REQUEST A
According to the appeal order, for which assessment year was the order under section 154 passed?
REQUEST B
Substitute "Visitor" for "Guest" in the stretch of the listing from its start through the line containing "chrome-icon[interactable] bbox=[304, 734, 332, 762]", changing nothing else, and reproduce only those lines.

# START OF TEXT PASSAGE

ORDER
Pramod Kumar, A.M.
1. This appeal, filed by the revenue, is directed against CIT(A)’s order dated 22nd September 1995, in the matter of order under section 154 r.w.s. 143 (1)(a) of the Income Tax Act, 1961 for the assessment year 1990-91.
2. Revenue has raised the following grounds :
“On the facts and in the circumstances of the case and in law, the learned CIT(A) has erred in holding that action under section 154 of the I.T. Act in respect of the adjustment made to the returned income that of applying Rule 115 of the I.T. Rules, 1962 and grossing up the income by the amount of tax paid by the Indian Collaborators of per 195-A of the Act is not justified. He further erred in holding that addl. Tax under section 143(1A)(a) was not chargeable.”
“On the facts and in the circumstances of the case and in law, the learned CIT(A) has erred in holding that the Income-tax paid by the Indian Collaborators are exempt under section 10 (6A) of the I.T. Act.”

# END OF TEXT PASSAGE
# START OF LISTED ENTRIES

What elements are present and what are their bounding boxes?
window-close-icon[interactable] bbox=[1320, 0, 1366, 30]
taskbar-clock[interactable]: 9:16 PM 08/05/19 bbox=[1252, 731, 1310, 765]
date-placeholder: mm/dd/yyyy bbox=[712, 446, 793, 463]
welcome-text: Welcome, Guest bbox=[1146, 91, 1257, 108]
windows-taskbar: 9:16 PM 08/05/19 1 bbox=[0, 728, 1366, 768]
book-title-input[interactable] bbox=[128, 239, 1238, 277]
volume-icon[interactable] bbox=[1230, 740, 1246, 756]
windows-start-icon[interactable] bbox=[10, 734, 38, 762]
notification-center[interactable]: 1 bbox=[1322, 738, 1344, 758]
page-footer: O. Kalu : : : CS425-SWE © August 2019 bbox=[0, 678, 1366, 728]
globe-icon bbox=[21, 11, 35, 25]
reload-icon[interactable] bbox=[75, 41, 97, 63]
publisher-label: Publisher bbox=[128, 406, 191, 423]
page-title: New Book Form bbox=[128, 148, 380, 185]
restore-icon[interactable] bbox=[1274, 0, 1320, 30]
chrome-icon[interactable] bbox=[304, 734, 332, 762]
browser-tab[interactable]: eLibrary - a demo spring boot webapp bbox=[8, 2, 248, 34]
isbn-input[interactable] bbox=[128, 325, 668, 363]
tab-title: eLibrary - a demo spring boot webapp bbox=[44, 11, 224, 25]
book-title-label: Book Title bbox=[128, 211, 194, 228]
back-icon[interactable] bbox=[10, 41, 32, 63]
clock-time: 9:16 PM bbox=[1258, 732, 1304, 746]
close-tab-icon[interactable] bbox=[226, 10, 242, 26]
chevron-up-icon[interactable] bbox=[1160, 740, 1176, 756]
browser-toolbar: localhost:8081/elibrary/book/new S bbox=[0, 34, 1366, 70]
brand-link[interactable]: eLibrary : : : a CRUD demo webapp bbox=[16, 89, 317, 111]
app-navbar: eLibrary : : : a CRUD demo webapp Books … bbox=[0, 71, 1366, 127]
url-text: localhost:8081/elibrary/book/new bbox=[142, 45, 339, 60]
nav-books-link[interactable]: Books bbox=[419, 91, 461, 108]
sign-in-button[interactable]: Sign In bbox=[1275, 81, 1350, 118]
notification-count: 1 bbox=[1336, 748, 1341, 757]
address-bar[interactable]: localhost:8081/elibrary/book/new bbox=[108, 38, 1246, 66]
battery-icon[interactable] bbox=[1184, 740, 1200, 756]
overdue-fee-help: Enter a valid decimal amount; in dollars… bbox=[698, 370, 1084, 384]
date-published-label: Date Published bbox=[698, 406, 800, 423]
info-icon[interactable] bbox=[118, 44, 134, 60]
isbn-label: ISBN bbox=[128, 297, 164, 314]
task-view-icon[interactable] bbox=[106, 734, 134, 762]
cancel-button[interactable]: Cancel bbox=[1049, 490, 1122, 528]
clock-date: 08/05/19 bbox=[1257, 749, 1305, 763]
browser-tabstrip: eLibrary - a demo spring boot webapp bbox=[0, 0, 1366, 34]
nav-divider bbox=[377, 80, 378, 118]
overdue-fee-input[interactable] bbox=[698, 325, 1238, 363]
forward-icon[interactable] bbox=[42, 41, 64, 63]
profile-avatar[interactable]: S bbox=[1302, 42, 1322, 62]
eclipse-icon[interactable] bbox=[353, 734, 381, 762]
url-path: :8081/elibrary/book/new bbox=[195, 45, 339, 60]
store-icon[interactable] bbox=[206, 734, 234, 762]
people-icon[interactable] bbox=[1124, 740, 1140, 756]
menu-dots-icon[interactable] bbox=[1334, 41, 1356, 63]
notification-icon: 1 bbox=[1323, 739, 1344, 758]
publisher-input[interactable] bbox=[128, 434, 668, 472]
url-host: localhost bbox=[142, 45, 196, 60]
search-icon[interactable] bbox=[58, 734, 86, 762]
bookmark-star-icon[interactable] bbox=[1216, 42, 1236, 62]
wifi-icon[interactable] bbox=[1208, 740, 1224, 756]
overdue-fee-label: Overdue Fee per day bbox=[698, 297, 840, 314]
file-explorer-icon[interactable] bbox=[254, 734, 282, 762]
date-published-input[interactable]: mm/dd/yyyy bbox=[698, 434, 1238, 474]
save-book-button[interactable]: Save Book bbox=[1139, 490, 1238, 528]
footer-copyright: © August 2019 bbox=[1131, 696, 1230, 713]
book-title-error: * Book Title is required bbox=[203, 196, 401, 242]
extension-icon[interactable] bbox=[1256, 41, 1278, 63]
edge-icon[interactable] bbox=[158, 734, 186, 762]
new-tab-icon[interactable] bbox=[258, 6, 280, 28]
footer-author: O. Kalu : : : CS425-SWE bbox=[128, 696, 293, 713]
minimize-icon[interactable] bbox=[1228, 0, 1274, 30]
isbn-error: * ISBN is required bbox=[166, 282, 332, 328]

# END OF LISTED ENTRIES

EXPECTED ANSWER A
1990-91

EXPECTED ANSWER B
What elements are present and what are their bounding boxes?
window-close-icon[interactable] bbox=[1320, 0, 1366, 30]
taskbar-clock[interactable]: 9:16 PM 08/05/19 bbox=[1252, 731, 1310, 765]
date-placeholder: mm/dd/yyyy bbox=[712, 446, 793, 463]
welcome-text: Welcome, Visitor bbox=[1146, 91, 1257, 108]
windows-taskbar: 9:16 PM 08/05/19 1 bbox=[0, 728, 1366, 768]
book-title-input[interactable] bbox=[128, 239, 1238, 277]
volume-icon[interactable] bbox=[1230, 740, 1246, 756]
windows-start-icon[interactable] bbox=[10, 734, 38, 762]
notification-center[interactable]: 1 bbox=[1322, 738, 1344, 758]
page-footer: O. Kalu : : : CS425-SWE © August 2019 bbox=[0, 678, 1366, 728]
globe-icon bbox=[21, 11, 35, 25]
reload-icon[interactable] bbox=[75, 41, 97, 63]
publisher-label: Publisher bbox=[128, 406, 191, 423]
page-title: New Book Form bbox=[128, 148, 380, 185]
restore-icon[interactable] bbox=[1274, 0, 1320, 30]
chrome-icon[interactable] bbox=[304, 734, 332, 762]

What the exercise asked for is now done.